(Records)
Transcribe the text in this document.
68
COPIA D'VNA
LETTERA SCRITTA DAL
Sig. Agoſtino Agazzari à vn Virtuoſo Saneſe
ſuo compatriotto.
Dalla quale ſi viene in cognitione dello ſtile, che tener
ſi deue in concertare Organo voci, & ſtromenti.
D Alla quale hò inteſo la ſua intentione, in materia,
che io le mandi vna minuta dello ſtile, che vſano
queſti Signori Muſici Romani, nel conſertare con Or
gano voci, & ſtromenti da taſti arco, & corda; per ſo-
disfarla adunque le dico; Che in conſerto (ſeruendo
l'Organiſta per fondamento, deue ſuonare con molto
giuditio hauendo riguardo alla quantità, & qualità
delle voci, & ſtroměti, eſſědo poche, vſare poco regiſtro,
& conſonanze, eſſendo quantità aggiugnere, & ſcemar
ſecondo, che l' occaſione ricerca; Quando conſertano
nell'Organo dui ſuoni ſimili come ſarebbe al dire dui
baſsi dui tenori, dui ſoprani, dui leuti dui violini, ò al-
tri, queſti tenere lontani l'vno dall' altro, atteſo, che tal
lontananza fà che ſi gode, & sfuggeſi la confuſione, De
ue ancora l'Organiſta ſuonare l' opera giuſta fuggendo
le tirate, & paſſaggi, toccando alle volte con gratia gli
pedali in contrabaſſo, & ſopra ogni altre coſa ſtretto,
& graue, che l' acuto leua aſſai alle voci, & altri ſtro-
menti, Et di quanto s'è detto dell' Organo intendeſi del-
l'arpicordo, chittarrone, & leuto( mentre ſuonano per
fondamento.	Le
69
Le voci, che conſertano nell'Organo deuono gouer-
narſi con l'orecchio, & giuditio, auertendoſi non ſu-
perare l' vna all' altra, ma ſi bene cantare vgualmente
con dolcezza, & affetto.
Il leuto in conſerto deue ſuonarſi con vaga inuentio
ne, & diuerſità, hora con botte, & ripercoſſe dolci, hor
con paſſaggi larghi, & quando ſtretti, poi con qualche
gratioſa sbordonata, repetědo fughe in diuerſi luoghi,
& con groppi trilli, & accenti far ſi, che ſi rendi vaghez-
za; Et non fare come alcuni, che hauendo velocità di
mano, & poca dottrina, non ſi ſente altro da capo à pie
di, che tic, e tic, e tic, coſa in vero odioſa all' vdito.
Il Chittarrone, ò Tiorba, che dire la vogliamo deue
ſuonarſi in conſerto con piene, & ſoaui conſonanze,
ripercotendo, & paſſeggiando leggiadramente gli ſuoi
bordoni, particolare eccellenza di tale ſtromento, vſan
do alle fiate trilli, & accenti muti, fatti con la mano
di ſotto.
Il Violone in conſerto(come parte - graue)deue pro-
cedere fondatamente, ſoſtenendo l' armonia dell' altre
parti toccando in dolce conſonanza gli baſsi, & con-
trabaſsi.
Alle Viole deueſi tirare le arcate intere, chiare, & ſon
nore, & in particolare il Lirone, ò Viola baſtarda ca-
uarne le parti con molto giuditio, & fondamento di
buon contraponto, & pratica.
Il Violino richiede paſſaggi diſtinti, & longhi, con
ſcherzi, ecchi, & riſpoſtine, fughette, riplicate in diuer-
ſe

• _What the task asks_: Only a number is wanted: how many lines above include "graue"?

• _Response to this exercise_: 2